[Task directions] The answer is a single number: how many lines hold the string "terrains".

[The records]
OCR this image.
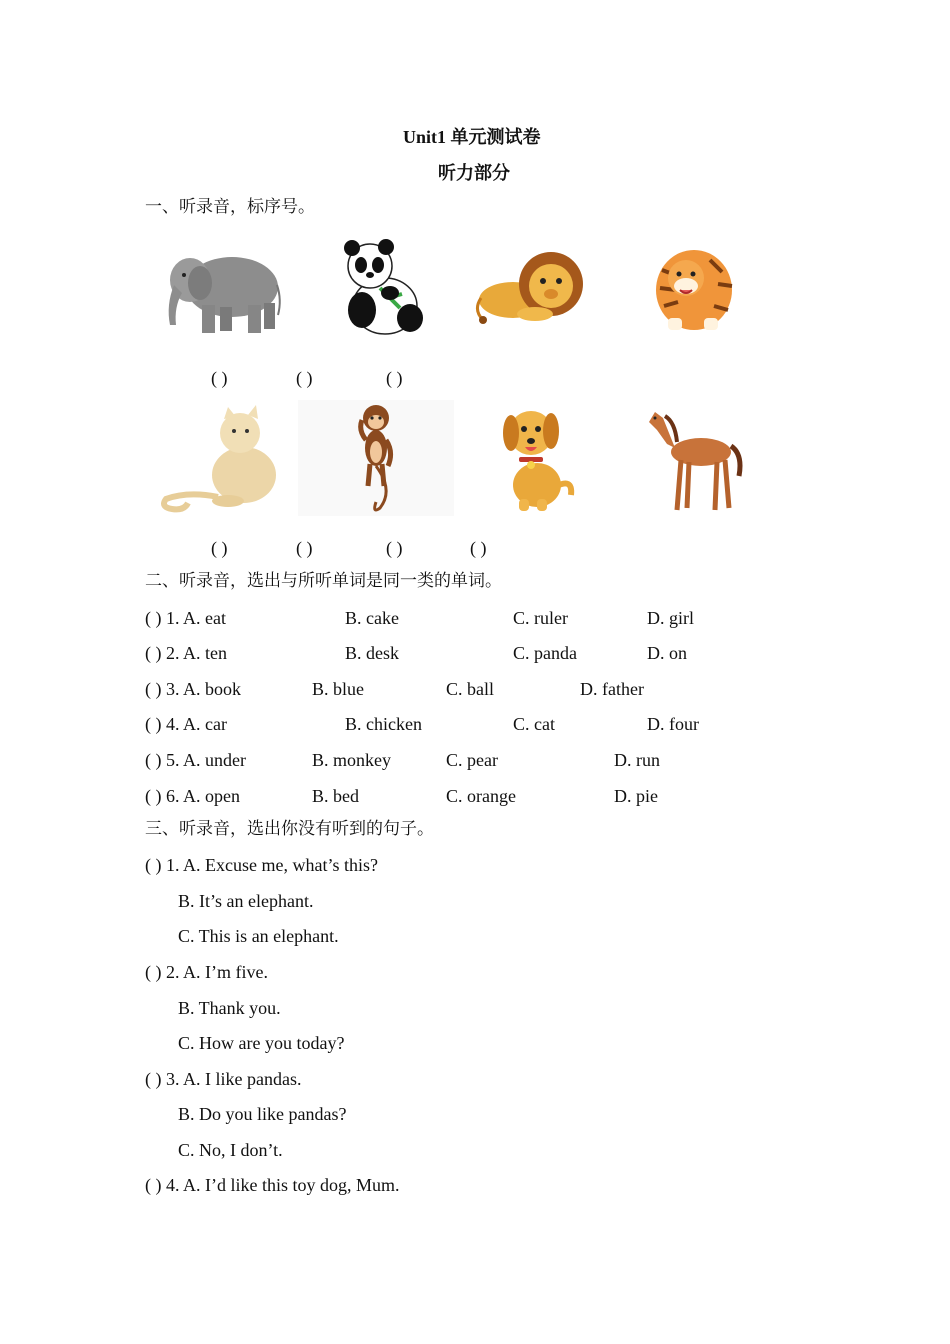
Unit1 单元测试卷
听力部分
一、听录音，标序号。
( )	( )	( )
( )	( )	( )	( )
二、听录音，选出与所听单词是同一类的单词。
( ) 1. A. eat	B. cake	C. ruler	D. girl
( ) 2. A. ten	B. desk	C. panda	D. on
( ) 3. A. book	B. blue	C. ball	D. father
( ) 4. A. car	B. chicken	C. cat	D. four
( ) 5. A. under	B. monkey	C. pear	D. run
( ) 6. A. open	B. bed	C. orange	D. pie
三、听录音，选出你没有听到的句子。
( ) 1. A. Excuse me, what’s this?
B. It’s an elephant.
C. This is an elephant.
( ) 2. A. I’m five.
B. Thank you.
C. How are you today?
( ) 3. A. I like pandas.
B. Do you like pandas?
C. No, I don’t.
( ) 4. A. I’d like this toy dog, Mum.
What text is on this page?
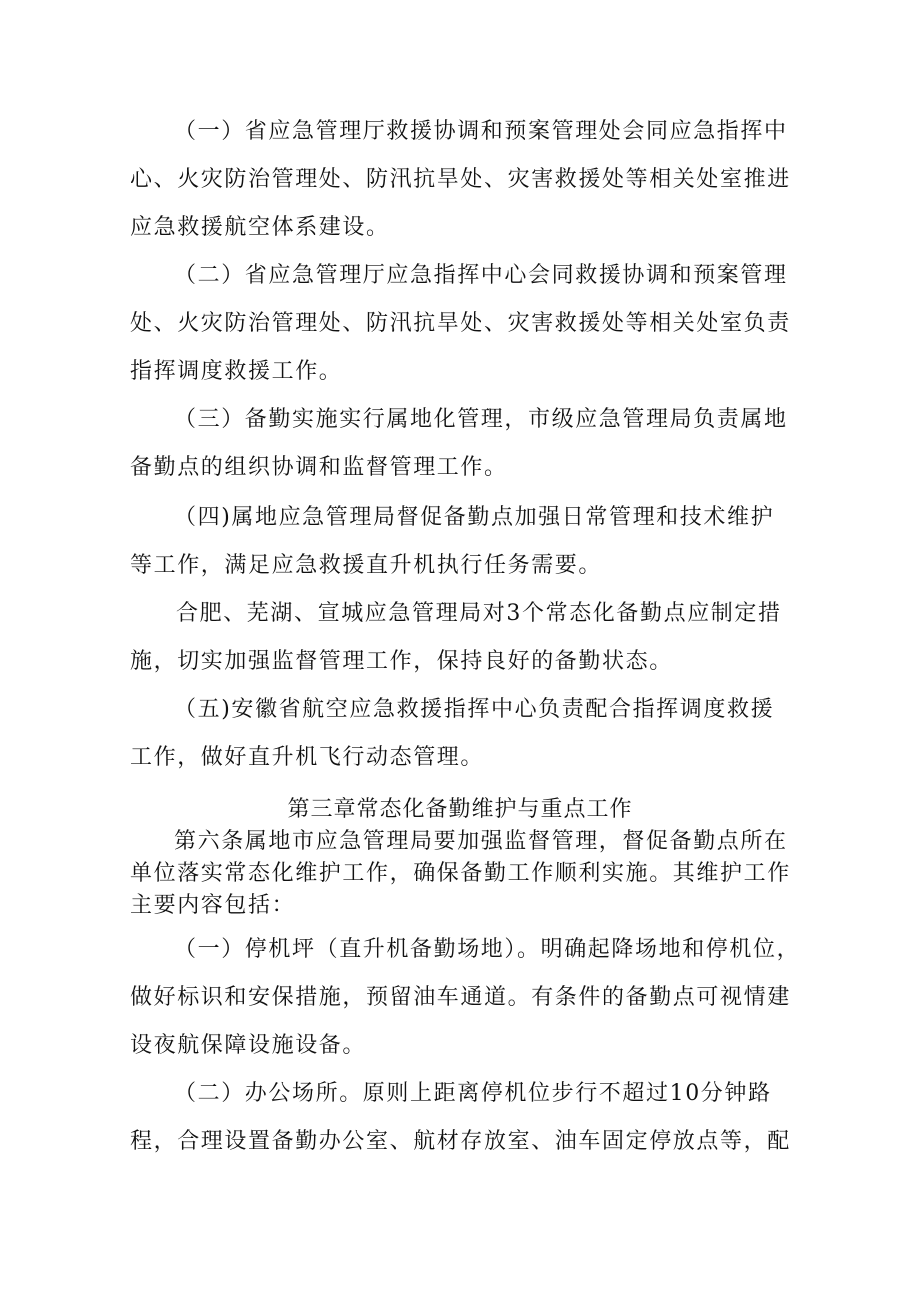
（一）省应急管理厅救援协调和预案管理处会同应急指挥中
心、火灾防治管理处、防汛抗旱处、灾害救援处等相关处室推进
应急救援航空体系建设。
（二）省应急管理厅应急指挥中心会同救援协调和预案管理
处、火灾防治管理处、防汛抗旱处、灾害救援处等相关处室负责
指挥调度救援工作。
（三）备勤实施实行属地化管理，市级应急管理局负责属地
备勤点的组织协调和监督管理工作。
（四)属地应急管理局督促备勤点加强日常管理和技术维护
等工作，满足应急救援直升机执行任务需要。
合肥、芜湖、宣城应急管理局对3个常态化备勤点应制定措
施，切实加强监督管理工作，保持良好的备勤状态。
（五)安徽省航空应急救援指挥中心负责配合指挥调度救援
工作，做好直升机飞行动态管理。
第三章常态化备勤维护与重点工作
第六条属地市应急管理局要加强监督管理，督促备勤点所在
单位落实常态化维护工作，确保备勤工作顺利实施。其维护工作
主要内容包括：
（一）停机坪（直升机备勤场地）。明确起降场地和停机位，
做好标识和安保措施，预留油车通道。有条件的备勤点可视情建
设夜航保障设施设备。
（二）办公场所。原则上距离停机位步行不超过10分钟路
程，合理设置备勤办公室、航材存放室、油车固定停放点等，配
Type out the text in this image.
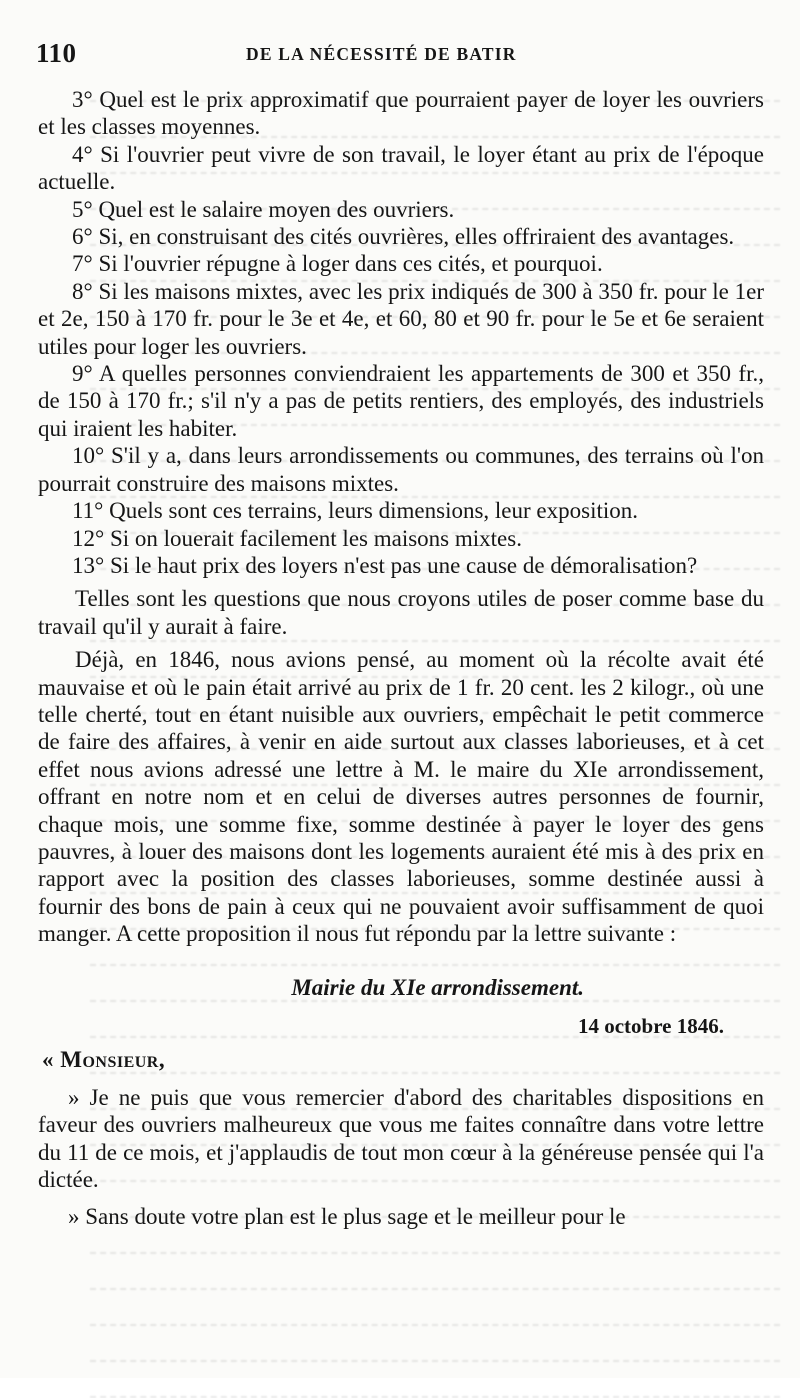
110	DE LA NÉCESSITÉ DE BATIR

3° Quel est le prix approximatif que pourraient payer de loyer les ouvriers et les classes moyennes.

4° Si l'ouvrier peut vivre de son travail, le loyer étant au prix de l'époque actuelle.

5° Quel est le salaire moyen des ouvriers.

6° Si, en construisant des cités ouvrières, elles offriraient des avantages.

7° Si l'ouvrier répugne à loger dans ces cités, et pourquoi.

8° Si les maisons mixtes, avec les prix indiqués de 300 à 350 fr. pour le 1er et 2e, 150 à 170 fr. pour le 3e et 4e, et 60, 80 et 90 fr. pour le 5e et 6e seraient utiles pour loger les ouvriers.

9° A quelles personnes conviendraient les appartements de 300 et 350 fr., de 150 à 170 fr.; s'il n'y a pas de petits rentiers, des employés, des industriels qui iraient les habiter.

10° S'il y a, dans leurs arrondissements ou communes, des terrains où l'on pourrait construire des maisons mixtes.

11° Quels sont ces terrains, leurs dimensions, leur exposition.

12° Si on louerait facilement les maisons mixtes.

13° Si le haut prix des loyers n'est pas une cause de démoralisation?

Telles sont les questions que nous croyons utiles de poser comme base du travail qu'il y aurait à faire.

Déjà, en 1846, nous avions pensé, au moment où la récolte avait été mauvaise et où le pain était arrivé au prix de 1 fr. 20 cent. les 2 kilogr., où une telle cherté, tout en étant nuisible aux ouvriers, empêchait le petit commerce de faire des affaires, à venir en aide surtout aux classes laborieuses, et à cet effet nous avions adressé une lettre à M. le maire du XIe arrondissement, offrant en notre nom et en celui de diverses autres personnes de fournir, chaque mois, une somme fixe, somme destinée à payer le loyer des gens pauvres, à louer des maisons dont les logements auraient été mis à des prix en rapport avec la position des classes laborieuses, somme destinée aussi à fournir des bons de pain à ceux qui ne pouvaient avoir suffisamment de quoi manger. A cette proposition il nous fut répondu par la lettre suivante :

Mairie du XIe arrondissement.

14 octobre 1846.

« Monsieur,

» Je ne puis que vous remercier d'abord des charitables dispositions en faveur des ouvriers malheureux que vous me faites connaître dans votre lettre du 11 de ce mois, et j'applaudis de tout mon cœur à la généreuse pensée qui l'a dictée.

» Sans doute votre plan est le plus sage et le meilleur pour le
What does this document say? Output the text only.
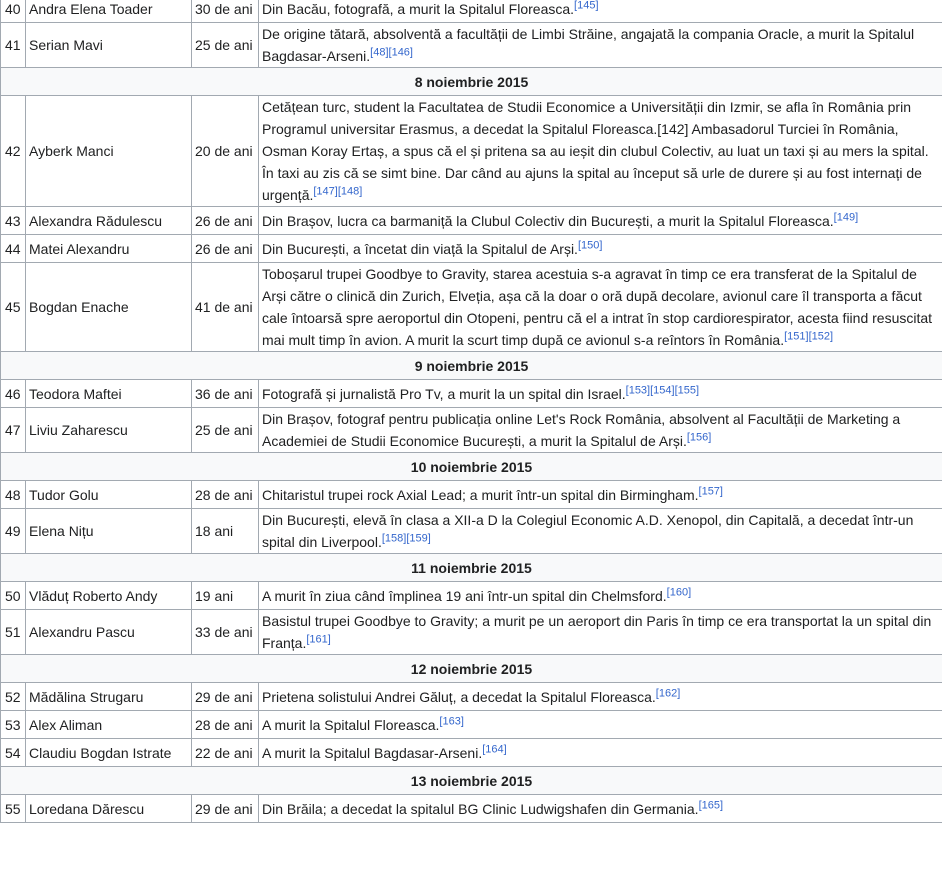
40	Andra Elena Toader	30 de ani	Din Bacău, fotografă, a murit la Spitalul Floreasca.[145]
41	Serian Mavi	25 de ani	De origine tătară, absolventă a facultății de Limbi Străine, angajată la compania Oracle, a murit la Spitalul Bagdasar-Arseni.[48][146]
8 noiembrie 2015			
42	Ayberk Manci	20 de ani	Cetățean turc, student la Facultatea de Studii Economice a Universității din Izmir, se afla în România prin Programul universitar Erasmus, a decedat la Spitalul Floreasca.[142] Ambasadorul Turciei în România, Osman Koray Ertaș, a spus că el și pritena sa au ieșit din clubul Colectiv, au luat un taxi și au mers la spital. În taxi au zis că se simt bine. Dar când au ajuns la spital au început să urle de durere și au fost internați de urgență.[147][148]
43	Alexandra Rădulescu	26 de ani	Din Brașov, lucra ca barmaniță la Clubul Colectiv din București, a murit la Spitalul Floreasca.[149]
44	Matei Alexandru	26 de ani	Din București, a încetat din viață la Spitalul de Arși.[150]
45	Bogdan Enache	41 de ani	Toboșarul trupei Goodbye to Gravity, starea acestuia s-a agravat în timp ce era transferat de la Spitalul de Arși către o clinică din Zurich, Elveția, așa că la doar o oră după decolare, avionul care îl transporta a făcut cale întoarsă spre aeroportul din Otopeni, pentru că el a intrat în stop cardiorespirator, acesta fiind resuscitat mai mult timp în avion. A murit la scurt timp după ce avionul s-a reîntors în România.[151][152]
9 noiembrie 2015			
46	Teodora Maftei	36 de ani	Fotografă și jurnalistă Pro Tv, a murit la un spital din Israel.[153][154][155]
47	Liviu Zaharescu	25 de ani	Din Brașov, fotograf pentru publicația online Let's Rock România, absolvent al Facultății de Marketing a Academiei de Studii Economice București, a murit la Spitalul de Arși.[156]
10 noiembrie 2015			
48	Tudor Golu	28 de ani	Chitaristul trupei rock Axial Lead; a murit într-un spital din Birmingham.[157]
49	Elena Nițu	18 ani	Din București, elevă în clasa a XII-a D la Colegiul Economic A.D. Xenopol, din Capitală, a decedat într-un spital din Liverpool.[158][159]
11 noiembrie 2015			
50	Vlăduț Roberto Andy	19 ani	A murit în ziua când împlinea 19 ani într-un spital din Chelmsford.[160]
51	Alexandru Pascu	33 de ani	Basistul trupei Goodbye to Gravity; a murit pe un aeroport din Paris în timp ce era transportat la un spital din Franța.[161]
12 noiembrie 2015			
52	Mădălina Strugaru	29 de ani	Prietena solistului Andrei Găluț, a decedat la Spitalul Floreasca.[162]
53	Alex Aliman	28 de ani	A murit la Spitalul Floreasca.[163]
54	Claudiu Bogdan Istrate	22 de ani	A murit la Spitalul Bagdasar-Arseni.[164]
13 noiembrie 2015			
55	Loredana Dărescu	29 de ani	Din Brăila; a decedat la spitalul BG Clinic Ludwigshafen din Germania.[165]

[Finished task] 2